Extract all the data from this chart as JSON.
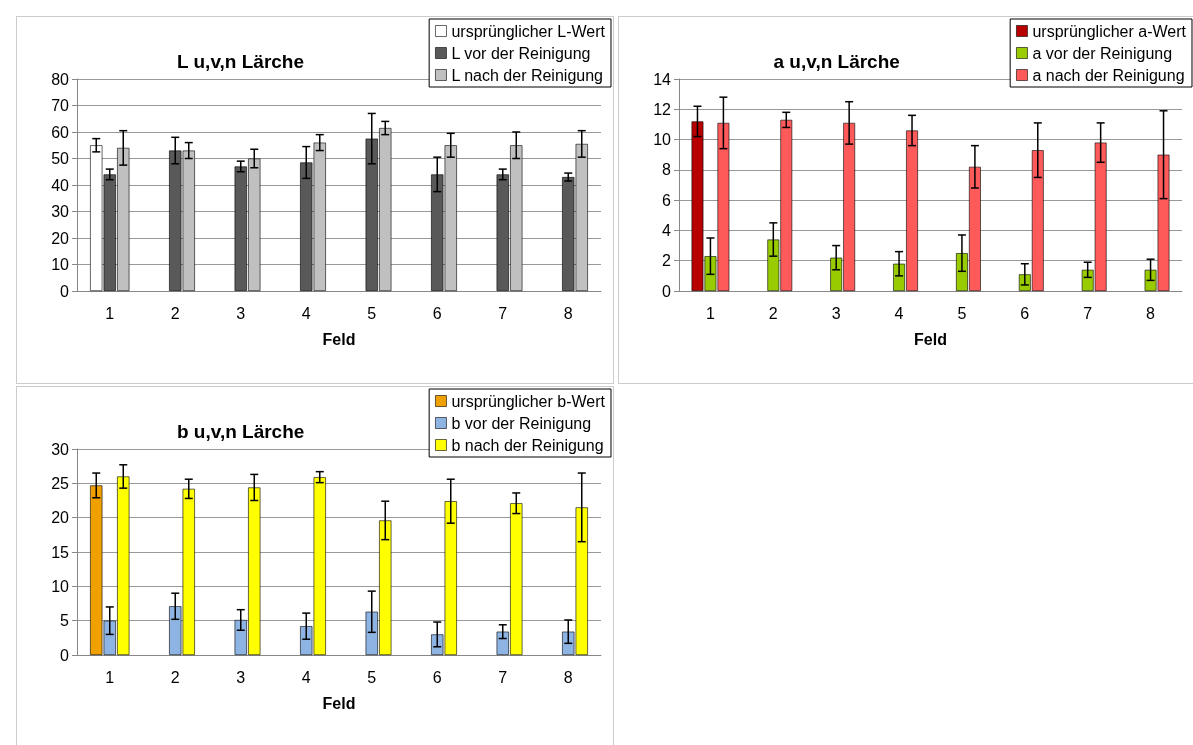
{
  "chart_data": [
    {
      "type": "bar",
      "title": "L u,v,n Lärche",
      "xlabel": "Feld",
      "categories": [
        "1",
        "2",
        "3",
        "4",
        "5",
        "6",
        "7",
        "8"
      ],
      "ylim": [
        0,
        80
      ],
      "yticks": [
        0,
        10,
        20,
        30,
        40,
        50,
        60,
        70,
        80
      ],
      "grid": "y",
      "legend": "top right",
      "series": [
        {
          "name": "ursprünglicher L-Wert",
          "color": "#ffffff",
          "values": [
            55,
            null,
            null,
            null,
            null,
            null,
            null,
            null
          ],
          "errors": [
            2.5,
            null,
            null,
            null,
            null,
            null,
            null,
            null
          ]
        },
        {
          "name": "L vor der Reinigung",
          "color": "#595959",
          "values": [
            44,
            53,
            47,
            48.5,
            57.5,
            44,
            44,
            43
          ],
          "errors": [
            2,
            5,
            2,
            6,
            9.5,
            6.5,
            2,
            1.5
          ]
        },
        {
          "name": "L nach der Reinigung",
          "color": "#c0c0c0",
          "values": [
            54,
            53,
            50,
            56,
            61.5,
            55,
            55,
            55.5
          ],
          "errors": [
            6.5,
            3,
            3.5,
            3,
            2.5,
            4.5,
            5,
            5
          ]
        }
      ]
    },
    {
      "type": "bar",
      "title": "a u,v,n Lärche",
      "xlabel": "Feld",
      "categories": [
        "1",
        "2",
        "3",
        "4",
        "5",
        "6",
        "7",
        "8"
      ],
      "ylim": [
        0,
        14
      ],
      "yticks": [
        0,
        2,
        4,
        6,
        8,
        10,
        12,
        14
      ],
      "grid": "y",
      "legend": "top right",
      "series": [
        {
          "name": "ursprünglicher a-Wert",
          "color": "#b80000",
          "values": [
            11.2,
            null,
            null,
            null,
            null,
            null,
            null,
            null
          ],
          "errors": [
            1,
            null,
            null,
            null,
            null,
            null,
            null,
            null
          ]
        },
        {
          "name": "a vor der Reinigung",
          "color": "#99cc00",
          "values": [
            2.3,
            3.4,
            2.2,
            1.8,
            2.5,
            1.1,
            1.4,
            1.4
          ],
          "errors": [
            1.2,
            1.1,
            0.8,
            0.8,
            1.2,
            0.7,
            0.5,
            0.7
          ]
        },
        {
          "name": "a nach der Reinigung",
          "color": "#ff5a5a",
          "values": [
            11.1,
            11.3,
            11.1,
            10.6,
            8.2,
            9.3,
            9.8,
            9
          ],
          "errors": [
            1.7,
            0.5,
            1.4,
            1,
            1.4,
            1.8,
            1.3,
            2.9
          ]
        }
      ]
    },
    {
      "type": "bar",
      "title": "b u,v,n Lärche",
      "xlabel": "Feld",
      "categories": [
        "1",
        "2",
        "3",
        "4",
        "5",
        "6",
        "7",
        "8"
      ],
      "ylim": [
        0,
        30
      ],
      "yticks": [
        0,
        5,
        10,
        15,
        20,
        25,
        30
      ],
      "grid": "y",
      "legend": "top right",
      "series": [
        {
          "name": "ursprünglicher b-Wert",
          "color": "#f0a000",
          "values": [
            24.7,
            null,
            null,
            null,
            null,
            null,
            null,
            null
          ],
          "errors": [
            1.8,
            null,
            null,
            null,
            null,
            null,
            null,
            null
          ]
        },
        {
          "name": "b vor der Reinigung",
          "color": "#8eb4e3",
          "values": [
            5,
            7.1,
            5.1,
            4.2,
            6.3,
            3,
            3.4,
            3.4
          ],
          "errors": [
            2,
            1.9,
            1.5,
            1.9,
            3,
            1.8,
            1,
            1.7
          ]
        },
        {
          "name": "b nach der Reinigung",
          "color": "#ffff00",
          "values": [
            26,
            24.2,
            24.4,
            25.9,
            19.6,
            22.4,
            22.1,
            21.5
          ],
          "errors": [
            1.7,
            1.4,
            1.9,
            0.8,
            2.8,
            3.2,
            1.5,
            5
          ]
        }
      ]
    }
  ]
}
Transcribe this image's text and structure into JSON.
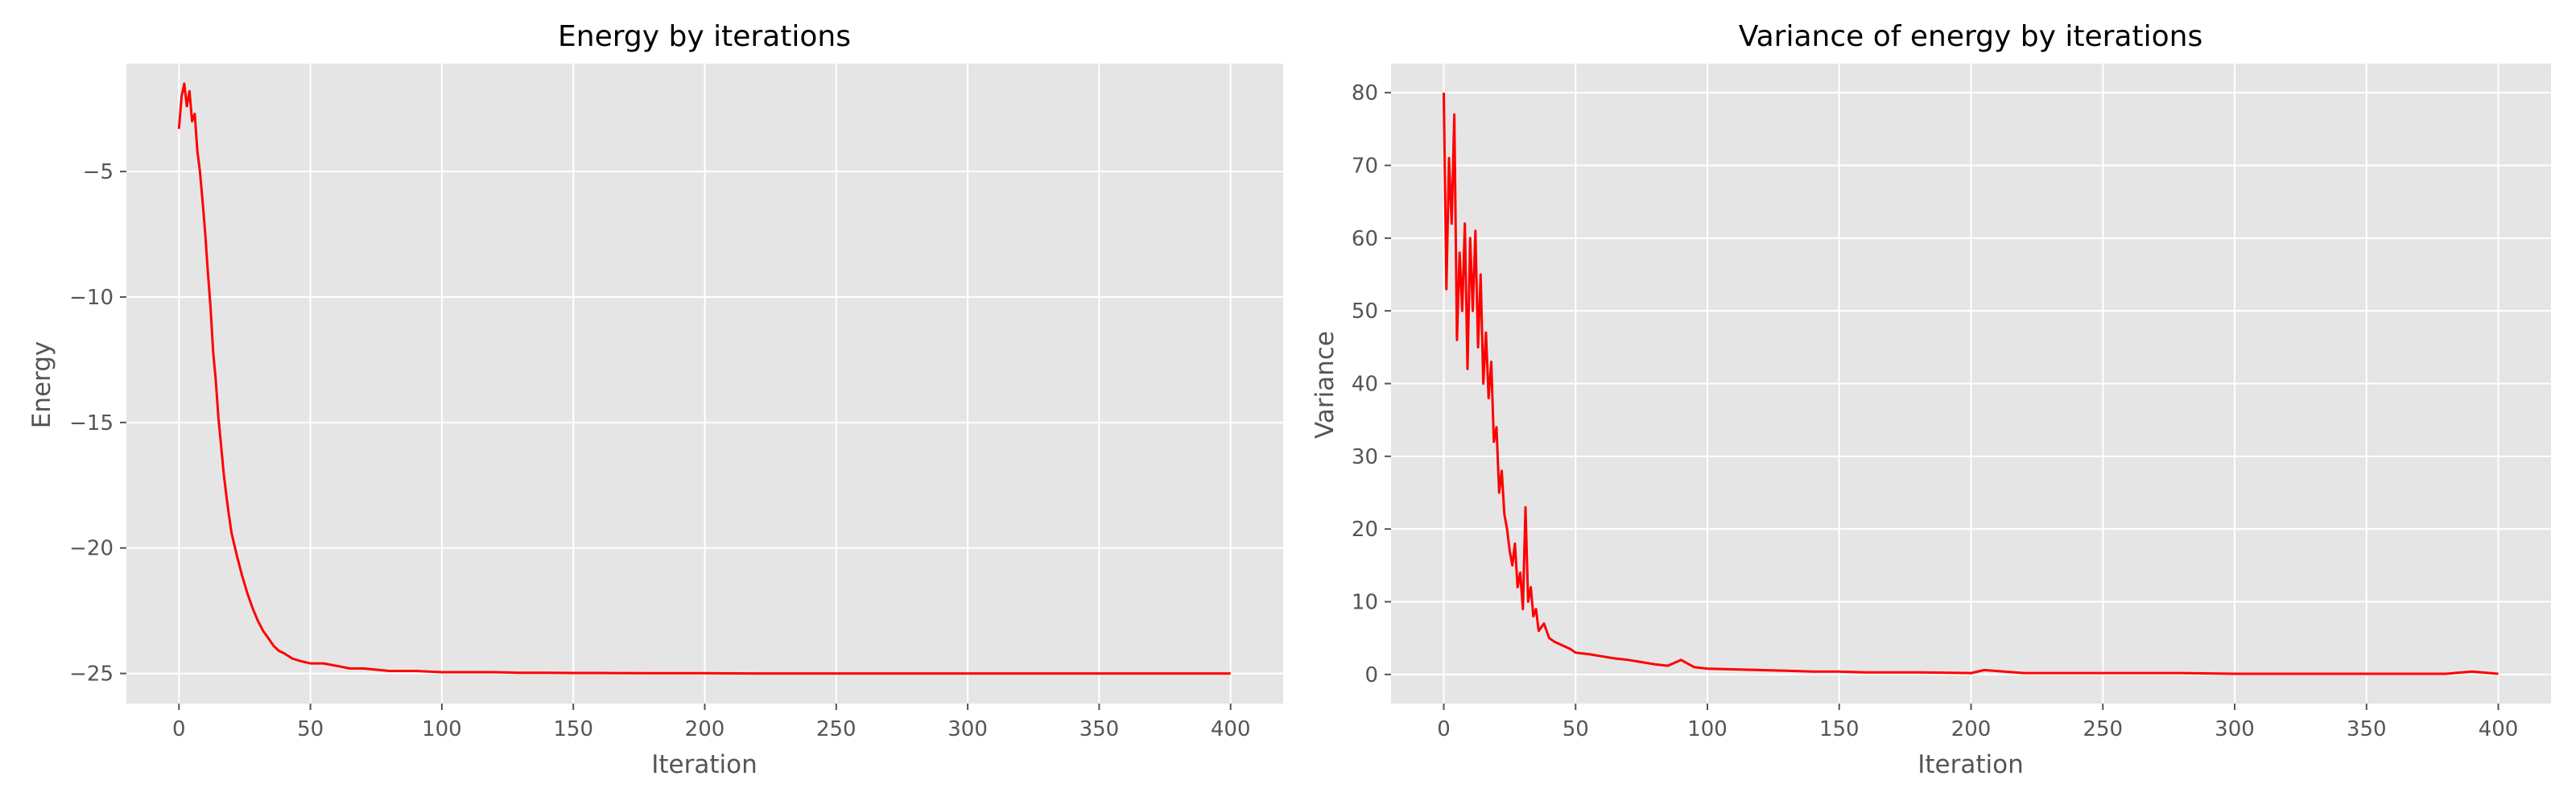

Given instruction - Filter for "this". Return all lines that hold it.

Solution to the problem -
Extract all the data from this chart as JSON.
Transcribe this image's text and structure into JSON.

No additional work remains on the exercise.